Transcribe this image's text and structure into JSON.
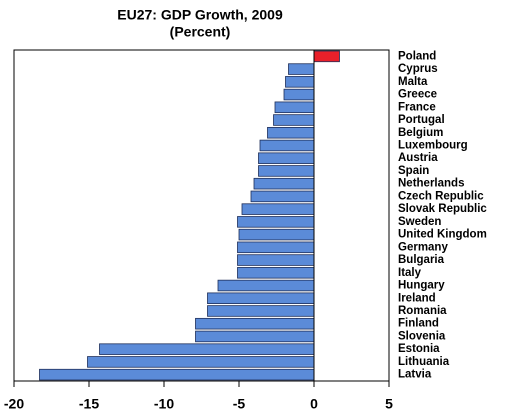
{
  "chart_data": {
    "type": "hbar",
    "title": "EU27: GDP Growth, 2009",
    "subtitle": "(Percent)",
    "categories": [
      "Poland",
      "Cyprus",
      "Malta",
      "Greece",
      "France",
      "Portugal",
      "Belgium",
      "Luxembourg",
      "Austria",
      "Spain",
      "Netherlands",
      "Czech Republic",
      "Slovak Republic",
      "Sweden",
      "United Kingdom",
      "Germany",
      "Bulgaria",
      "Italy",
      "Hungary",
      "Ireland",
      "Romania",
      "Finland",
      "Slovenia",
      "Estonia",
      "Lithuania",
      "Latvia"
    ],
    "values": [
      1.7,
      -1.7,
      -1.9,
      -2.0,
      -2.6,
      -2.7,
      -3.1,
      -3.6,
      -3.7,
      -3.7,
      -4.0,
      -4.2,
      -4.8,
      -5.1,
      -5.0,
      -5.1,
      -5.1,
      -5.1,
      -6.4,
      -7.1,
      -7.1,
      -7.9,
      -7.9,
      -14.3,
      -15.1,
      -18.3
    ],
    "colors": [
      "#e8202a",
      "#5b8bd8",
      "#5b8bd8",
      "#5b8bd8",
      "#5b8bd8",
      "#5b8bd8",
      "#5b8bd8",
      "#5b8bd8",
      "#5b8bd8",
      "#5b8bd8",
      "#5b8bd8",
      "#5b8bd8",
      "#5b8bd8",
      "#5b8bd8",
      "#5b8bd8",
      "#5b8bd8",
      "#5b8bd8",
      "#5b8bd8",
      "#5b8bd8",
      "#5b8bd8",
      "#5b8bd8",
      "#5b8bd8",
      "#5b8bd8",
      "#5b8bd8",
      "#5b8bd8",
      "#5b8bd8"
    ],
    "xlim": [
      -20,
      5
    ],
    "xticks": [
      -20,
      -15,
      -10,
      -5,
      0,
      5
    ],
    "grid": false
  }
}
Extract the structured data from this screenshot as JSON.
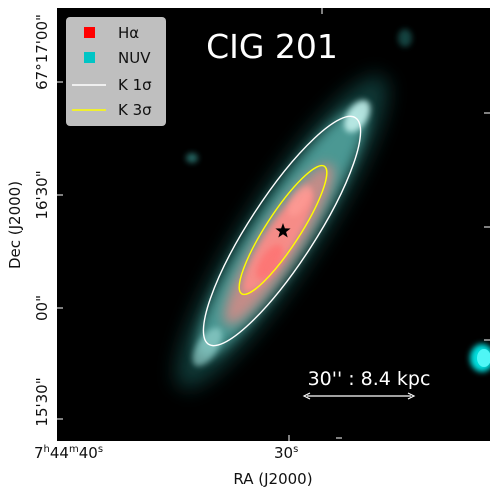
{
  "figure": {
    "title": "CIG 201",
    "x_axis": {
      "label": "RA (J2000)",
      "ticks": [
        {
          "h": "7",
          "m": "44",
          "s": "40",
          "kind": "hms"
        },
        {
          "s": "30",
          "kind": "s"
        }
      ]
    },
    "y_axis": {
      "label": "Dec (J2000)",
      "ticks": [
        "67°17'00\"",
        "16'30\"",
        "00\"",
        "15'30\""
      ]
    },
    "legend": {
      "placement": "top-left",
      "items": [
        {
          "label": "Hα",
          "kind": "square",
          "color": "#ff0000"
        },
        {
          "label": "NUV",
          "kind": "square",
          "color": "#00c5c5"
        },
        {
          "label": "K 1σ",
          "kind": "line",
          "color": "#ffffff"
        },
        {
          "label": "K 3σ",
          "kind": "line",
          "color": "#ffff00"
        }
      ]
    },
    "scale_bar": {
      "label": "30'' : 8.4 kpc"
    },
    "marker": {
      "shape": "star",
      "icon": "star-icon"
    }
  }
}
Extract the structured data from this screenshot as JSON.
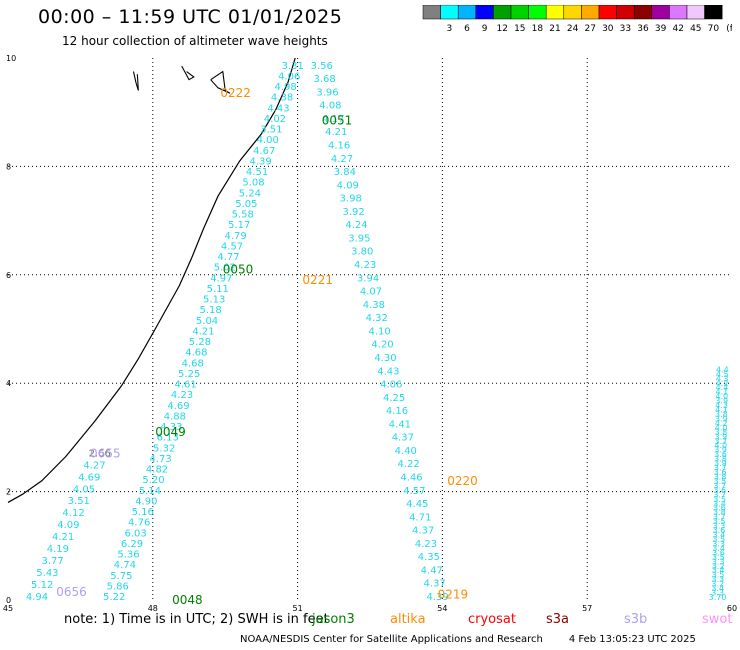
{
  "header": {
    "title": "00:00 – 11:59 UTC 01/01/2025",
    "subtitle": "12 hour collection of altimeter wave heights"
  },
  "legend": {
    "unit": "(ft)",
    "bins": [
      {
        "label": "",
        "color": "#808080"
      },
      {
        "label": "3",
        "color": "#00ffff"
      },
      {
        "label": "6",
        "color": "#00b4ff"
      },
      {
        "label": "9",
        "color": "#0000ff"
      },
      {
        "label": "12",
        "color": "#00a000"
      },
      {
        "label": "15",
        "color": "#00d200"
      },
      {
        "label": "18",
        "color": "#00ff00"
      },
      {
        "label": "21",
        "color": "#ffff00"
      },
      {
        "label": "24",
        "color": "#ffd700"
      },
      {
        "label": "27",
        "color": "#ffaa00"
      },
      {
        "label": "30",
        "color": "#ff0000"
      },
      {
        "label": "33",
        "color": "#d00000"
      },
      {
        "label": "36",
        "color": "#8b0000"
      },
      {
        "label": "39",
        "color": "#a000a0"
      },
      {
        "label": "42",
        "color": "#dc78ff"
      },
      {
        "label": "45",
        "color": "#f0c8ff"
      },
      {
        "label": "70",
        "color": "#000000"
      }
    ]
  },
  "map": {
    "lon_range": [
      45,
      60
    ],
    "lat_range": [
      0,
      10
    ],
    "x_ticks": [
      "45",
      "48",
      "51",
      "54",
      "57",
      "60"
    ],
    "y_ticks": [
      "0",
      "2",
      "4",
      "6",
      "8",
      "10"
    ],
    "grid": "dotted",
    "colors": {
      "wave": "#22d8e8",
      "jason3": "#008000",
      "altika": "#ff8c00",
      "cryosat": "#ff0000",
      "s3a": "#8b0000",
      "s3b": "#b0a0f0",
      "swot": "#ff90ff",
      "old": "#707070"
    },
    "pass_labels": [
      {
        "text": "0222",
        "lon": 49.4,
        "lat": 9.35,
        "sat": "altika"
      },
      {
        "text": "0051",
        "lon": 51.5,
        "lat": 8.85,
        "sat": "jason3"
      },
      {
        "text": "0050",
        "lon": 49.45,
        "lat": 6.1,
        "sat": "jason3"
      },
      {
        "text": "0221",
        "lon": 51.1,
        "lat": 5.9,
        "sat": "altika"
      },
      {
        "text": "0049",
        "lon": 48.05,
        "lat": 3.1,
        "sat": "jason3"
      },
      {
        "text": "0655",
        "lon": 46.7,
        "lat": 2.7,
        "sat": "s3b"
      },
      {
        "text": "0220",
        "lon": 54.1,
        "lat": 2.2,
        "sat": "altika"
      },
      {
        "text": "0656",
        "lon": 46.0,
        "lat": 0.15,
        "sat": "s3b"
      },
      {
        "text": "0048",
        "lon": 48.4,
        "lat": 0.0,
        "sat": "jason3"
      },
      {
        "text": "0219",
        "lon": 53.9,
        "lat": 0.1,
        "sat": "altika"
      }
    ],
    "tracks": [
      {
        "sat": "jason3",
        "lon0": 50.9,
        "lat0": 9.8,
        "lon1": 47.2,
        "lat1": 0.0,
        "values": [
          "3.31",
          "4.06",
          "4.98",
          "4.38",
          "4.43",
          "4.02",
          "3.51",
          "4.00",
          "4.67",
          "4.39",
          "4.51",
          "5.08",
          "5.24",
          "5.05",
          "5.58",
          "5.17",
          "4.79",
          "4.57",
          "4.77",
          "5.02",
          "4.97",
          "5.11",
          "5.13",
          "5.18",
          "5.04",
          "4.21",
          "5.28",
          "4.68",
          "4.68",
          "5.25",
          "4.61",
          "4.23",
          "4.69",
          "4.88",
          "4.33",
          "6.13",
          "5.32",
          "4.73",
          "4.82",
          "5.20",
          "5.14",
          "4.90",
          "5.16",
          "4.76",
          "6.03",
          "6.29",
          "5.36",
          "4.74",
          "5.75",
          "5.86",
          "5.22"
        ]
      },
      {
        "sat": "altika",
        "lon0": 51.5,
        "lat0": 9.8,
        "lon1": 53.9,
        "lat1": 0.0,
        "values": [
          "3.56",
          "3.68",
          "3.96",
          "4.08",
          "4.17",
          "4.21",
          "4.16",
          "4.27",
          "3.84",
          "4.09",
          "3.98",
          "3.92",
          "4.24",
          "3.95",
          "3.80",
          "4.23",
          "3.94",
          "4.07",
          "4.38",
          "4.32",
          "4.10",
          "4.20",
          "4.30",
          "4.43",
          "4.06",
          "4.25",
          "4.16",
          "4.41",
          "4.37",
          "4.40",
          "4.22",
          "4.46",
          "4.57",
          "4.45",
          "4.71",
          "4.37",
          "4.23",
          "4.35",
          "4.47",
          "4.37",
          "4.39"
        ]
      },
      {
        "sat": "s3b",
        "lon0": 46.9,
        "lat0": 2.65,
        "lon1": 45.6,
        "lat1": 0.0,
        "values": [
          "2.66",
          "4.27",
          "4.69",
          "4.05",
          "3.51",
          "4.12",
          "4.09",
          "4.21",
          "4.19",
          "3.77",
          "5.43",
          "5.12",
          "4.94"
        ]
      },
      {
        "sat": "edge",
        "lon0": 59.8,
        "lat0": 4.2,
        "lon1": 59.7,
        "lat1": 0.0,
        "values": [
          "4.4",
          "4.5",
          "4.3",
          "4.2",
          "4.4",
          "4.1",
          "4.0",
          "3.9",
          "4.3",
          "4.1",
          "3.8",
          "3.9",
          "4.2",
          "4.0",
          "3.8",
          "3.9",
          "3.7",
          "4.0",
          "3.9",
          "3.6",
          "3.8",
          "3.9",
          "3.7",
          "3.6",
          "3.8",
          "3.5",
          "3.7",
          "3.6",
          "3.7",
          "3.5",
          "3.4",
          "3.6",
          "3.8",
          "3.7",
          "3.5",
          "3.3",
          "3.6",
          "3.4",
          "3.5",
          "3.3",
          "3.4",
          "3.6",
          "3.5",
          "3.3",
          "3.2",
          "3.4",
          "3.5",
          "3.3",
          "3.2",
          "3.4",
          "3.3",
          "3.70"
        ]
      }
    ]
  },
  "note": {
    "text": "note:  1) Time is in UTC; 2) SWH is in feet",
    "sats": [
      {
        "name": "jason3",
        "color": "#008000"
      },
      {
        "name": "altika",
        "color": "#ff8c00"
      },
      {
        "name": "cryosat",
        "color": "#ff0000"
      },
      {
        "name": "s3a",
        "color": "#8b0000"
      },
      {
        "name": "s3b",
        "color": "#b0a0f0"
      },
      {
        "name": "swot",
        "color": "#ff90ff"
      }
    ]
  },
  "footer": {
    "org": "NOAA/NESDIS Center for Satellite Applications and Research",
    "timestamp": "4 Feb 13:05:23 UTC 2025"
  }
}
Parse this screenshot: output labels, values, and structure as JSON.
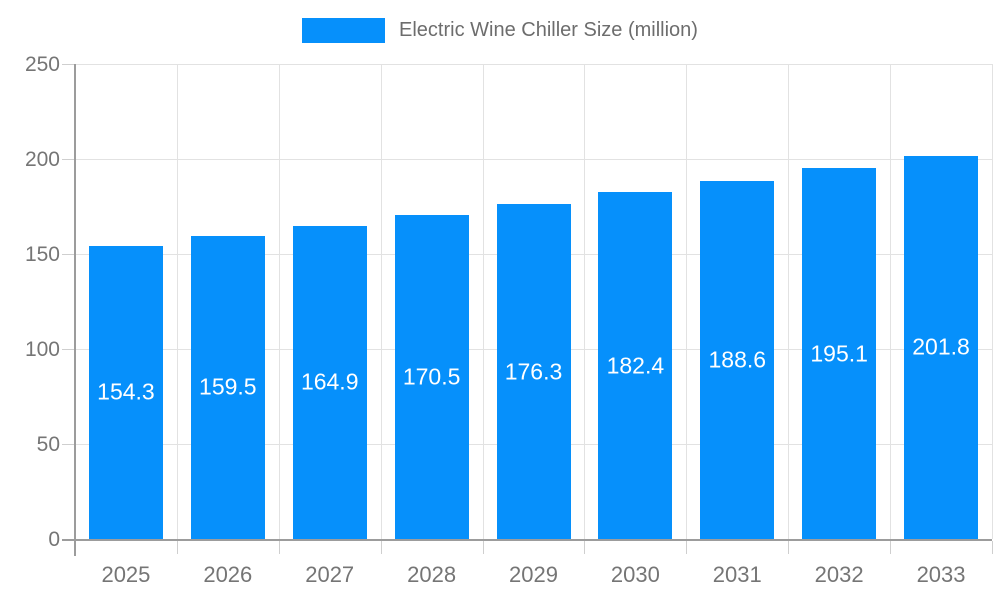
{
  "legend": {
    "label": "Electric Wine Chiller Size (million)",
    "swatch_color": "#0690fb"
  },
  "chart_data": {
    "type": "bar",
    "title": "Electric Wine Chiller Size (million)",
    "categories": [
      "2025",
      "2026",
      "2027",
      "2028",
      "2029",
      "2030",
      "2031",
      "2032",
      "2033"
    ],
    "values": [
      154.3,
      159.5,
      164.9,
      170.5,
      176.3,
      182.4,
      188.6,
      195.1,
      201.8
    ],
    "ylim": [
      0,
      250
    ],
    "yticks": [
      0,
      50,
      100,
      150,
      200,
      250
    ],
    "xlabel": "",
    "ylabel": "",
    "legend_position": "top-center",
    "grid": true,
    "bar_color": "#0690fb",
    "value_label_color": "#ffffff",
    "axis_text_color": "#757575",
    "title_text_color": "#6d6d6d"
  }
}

● What is being asked
Look through the material and copy each line that has "subtitle".

● Complete output
    "subtitle": "(Percent)",
    "subtitle": "12 hour collection of altimeter wave heights"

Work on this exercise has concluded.